- SHORT TASK: Select all lines in the records that include "Sonnenscheinschwellwert".

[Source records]
::::::::

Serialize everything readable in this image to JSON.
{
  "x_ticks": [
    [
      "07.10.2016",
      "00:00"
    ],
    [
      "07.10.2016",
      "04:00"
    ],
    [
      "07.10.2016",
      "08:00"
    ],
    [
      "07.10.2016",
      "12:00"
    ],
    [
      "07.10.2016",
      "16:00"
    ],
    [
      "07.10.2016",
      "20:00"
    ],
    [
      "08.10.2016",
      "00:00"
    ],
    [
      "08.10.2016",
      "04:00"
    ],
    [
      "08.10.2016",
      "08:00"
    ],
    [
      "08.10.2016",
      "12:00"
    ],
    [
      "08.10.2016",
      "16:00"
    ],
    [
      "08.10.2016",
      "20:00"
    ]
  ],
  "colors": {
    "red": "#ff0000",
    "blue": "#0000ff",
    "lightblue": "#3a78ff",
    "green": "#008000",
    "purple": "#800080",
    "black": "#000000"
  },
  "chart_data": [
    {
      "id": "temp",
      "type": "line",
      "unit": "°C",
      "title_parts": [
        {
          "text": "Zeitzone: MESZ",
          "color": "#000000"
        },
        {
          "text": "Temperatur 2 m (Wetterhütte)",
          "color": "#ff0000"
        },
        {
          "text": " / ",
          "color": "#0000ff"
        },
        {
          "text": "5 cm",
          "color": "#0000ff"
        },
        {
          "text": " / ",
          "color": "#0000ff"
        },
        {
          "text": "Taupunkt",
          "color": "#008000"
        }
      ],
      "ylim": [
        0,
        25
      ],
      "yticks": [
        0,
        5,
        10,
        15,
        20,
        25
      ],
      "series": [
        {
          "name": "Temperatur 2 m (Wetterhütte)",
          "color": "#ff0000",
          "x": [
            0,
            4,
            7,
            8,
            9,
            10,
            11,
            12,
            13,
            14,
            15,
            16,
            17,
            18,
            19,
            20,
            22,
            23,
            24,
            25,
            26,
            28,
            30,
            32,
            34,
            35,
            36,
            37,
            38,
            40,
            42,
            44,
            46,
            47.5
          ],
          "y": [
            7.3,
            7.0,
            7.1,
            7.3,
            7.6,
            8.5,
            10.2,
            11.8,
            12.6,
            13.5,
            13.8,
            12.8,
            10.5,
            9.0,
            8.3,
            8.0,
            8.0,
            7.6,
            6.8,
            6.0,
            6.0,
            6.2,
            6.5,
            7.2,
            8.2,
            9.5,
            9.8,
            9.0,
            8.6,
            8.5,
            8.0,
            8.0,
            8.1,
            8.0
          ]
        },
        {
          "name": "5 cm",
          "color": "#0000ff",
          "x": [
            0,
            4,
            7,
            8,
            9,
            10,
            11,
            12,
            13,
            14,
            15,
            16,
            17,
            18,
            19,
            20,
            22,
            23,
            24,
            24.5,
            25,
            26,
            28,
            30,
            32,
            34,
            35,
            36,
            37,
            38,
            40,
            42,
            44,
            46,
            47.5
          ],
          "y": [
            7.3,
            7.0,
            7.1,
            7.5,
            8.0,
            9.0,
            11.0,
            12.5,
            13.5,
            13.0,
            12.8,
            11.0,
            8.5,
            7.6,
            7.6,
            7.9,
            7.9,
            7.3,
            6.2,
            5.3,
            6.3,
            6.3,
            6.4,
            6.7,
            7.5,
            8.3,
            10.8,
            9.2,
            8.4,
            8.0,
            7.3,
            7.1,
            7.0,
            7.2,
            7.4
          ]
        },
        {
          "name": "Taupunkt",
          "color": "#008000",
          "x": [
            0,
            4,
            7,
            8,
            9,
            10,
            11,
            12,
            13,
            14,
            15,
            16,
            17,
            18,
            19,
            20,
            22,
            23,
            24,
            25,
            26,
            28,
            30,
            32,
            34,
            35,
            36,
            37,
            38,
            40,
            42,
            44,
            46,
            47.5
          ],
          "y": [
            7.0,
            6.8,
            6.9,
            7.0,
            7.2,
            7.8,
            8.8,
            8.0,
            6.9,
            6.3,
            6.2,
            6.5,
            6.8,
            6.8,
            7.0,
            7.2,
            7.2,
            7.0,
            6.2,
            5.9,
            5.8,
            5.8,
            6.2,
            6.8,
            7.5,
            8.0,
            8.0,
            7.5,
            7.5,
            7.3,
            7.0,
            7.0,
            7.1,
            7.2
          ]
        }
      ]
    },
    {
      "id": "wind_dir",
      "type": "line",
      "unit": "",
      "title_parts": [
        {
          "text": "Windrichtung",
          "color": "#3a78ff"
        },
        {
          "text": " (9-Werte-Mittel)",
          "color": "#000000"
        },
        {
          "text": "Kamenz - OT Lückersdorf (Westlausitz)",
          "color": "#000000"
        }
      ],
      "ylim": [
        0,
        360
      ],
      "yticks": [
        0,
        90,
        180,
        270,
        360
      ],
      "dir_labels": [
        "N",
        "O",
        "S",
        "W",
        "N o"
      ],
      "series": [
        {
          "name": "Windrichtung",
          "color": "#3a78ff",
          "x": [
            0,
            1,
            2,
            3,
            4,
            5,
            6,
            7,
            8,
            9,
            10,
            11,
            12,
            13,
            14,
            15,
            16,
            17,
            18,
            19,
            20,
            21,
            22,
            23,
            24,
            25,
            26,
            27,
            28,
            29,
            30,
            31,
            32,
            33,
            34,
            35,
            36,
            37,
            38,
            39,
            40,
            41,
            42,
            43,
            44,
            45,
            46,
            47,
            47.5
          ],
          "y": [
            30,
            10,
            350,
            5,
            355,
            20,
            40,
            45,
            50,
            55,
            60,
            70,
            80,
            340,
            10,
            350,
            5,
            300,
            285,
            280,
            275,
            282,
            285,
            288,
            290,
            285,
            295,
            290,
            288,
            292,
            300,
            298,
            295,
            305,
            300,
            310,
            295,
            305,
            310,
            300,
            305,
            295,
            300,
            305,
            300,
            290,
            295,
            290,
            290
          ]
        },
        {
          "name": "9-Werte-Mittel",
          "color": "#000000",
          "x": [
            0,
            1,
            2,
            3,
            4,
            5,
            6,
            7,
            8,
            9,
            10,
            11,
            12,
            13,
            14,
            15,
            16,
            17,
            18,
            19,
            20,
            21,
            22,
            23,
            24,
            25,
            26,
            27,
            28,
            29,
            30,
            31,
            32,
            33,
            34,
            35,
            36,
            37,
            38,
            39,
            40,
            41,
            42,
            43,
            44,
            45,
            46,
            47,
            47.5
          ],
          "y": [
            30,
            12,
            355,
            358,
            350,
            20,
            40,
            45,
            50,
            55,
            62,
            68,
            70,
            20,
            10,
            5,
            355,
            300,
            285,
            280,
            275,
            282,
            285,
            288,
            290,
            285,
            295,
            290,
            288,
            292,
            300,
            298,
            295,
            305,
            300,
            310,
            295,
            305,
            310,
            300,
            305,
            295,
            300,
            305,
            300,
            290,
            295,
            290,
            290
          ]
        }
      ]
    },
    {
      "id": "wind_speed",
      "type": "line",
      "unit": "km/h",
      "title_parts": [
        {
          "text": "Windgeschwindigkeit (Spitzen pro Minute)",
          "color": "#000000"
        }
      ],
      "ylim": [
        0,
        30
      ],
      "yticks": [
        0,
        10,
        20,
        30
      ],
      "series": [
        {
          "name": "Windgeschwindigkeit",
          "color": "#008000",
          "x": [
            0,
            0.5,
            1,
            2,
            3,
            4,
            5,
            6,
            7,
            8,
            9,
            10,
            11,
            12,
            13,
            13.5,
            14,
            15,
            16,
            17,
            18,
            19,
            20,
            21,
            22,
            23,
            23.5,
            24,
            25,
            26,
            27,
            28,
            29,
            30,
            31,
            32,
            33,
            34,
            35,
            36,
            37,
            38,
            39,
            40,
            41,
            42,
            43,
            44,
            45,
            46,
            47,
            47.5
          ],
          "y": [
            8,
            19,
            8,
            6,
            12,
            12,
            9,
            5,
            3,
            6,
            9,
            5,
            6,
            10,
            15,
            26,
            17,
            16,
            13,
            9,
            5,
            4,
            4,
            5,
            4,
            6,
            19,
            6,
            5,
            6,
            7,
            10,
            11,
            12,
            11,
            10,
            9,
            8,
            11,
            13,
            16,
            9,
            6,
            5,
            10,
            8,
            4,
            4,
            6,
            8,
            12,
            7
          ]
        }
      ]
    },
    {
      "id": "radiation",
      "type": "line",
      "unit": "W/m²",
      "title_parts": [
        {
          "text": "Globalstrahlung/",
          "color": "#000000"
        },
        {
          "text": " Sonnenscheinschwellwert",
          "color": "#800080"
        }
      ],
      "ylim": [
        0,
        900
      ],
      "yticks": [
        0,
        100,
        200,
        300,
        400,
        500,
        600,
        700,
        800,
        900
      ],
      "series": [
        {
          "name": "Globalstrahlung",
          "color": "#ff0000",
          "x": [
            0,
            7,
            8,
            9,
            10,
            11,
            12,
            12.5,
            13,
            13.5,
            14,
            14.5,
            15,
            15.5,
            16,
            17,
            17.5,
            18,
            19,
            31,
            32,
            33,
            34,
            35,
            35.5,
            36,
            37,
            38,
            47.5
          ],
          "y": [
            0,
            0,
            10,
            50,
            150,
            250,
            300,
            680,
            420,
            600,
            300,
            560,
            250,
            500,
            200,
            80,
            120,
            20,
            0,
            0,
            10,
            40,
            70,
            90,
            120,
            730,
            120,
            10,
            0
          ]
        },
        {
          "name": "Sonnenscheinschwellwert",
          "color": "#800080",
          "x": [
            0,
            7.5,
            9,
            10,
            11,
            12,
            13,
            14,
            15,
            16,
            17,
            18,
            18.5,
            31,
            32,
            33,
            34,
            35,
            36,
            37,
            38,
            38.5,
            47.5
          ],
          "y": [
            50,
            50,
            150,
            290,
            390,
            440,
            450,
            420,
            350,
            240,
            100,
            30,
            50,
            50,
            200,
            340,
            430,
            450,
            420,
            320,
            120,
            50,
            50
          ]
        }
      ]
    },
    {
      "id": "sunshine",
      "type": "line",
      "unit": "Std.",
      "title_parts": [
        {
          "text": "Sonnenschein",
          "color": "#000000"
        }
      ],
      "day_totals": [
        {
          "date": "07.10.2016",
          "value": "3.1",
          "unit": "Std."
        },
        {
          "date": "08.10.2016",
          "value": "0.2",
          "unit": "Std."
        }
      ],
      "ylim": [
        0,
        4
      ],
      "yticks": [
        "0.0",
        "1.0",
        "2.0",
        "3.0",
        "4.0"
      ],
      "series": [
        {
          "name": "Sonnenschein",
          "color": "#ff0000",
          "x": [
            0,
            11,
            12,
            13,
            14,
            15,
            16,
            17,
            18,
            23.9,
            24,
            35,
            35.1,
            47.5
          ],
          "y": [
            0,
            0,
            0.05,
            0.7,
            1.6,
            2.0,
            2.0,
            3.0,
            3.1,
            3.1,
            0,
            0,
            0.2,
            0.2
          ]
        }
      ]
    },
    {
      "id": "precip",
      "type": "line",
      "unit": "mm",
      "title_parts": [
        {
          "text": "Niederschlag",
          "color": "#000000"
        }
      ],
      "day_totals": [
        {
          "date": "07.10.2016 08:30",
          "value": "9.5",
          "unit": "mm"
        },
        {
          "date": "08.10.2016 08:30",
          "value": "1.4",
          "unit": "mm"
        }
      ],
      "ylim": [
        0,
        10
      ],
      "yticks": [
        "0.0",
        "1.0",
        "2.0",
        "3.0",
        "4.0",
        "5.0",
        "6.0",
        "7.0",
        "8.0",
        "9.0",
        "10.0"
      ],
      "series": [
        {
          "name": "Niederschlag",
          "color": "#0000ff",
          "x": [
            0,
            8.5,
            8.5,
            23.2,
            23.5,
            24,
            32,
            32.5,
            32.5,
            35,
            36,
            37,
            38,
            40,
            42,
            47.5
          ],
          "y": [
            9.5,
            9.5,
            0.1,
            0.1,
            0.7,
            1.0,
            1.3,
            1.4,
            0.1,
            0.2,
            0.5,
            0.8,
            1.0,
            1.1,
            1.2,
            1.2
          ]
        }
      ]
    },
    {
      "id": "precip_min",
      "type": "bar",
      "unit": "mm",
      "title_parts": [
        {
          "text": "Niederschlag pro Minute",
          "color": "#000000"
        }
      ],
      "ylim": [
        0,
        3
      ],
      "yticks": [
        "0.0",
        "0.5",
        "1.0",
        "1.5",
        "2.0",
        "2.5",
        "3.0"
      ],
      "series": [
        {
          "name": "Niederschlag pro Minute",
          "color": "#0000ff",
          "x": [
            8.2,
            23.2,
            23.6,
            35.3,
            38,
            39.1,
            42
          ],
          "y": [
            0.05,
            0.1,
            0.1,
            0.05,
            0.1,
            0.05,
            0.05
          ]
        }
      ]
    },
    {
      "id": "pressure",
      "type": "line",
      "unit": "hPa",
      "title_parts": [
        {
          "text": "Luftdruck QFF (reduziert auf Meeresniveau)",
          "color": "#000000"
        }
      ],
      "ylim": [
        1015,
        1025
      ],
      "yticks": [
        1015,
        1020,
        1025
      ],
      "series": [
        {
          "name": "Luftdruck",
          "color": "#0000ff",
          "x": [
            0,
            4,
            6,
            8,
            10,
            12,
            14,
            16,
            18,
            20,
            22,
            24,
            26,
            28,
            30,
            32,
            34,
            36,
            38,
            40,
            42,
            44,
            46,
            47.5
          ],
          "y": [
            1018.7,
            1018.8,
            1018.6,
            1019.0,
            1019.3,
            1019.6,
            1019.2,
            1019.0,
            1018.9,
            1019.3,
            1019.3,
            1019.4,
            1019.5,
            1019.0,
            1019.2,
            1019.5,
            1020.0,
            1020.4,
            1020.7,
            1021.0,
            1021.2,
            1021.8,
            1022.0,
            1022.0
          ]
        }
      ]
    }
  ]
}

::::::::

- REPLY TO THE TASK:
          "text": " Sonnenscheinschwellwert",
          "name": "Sonnenscheinschwellwert",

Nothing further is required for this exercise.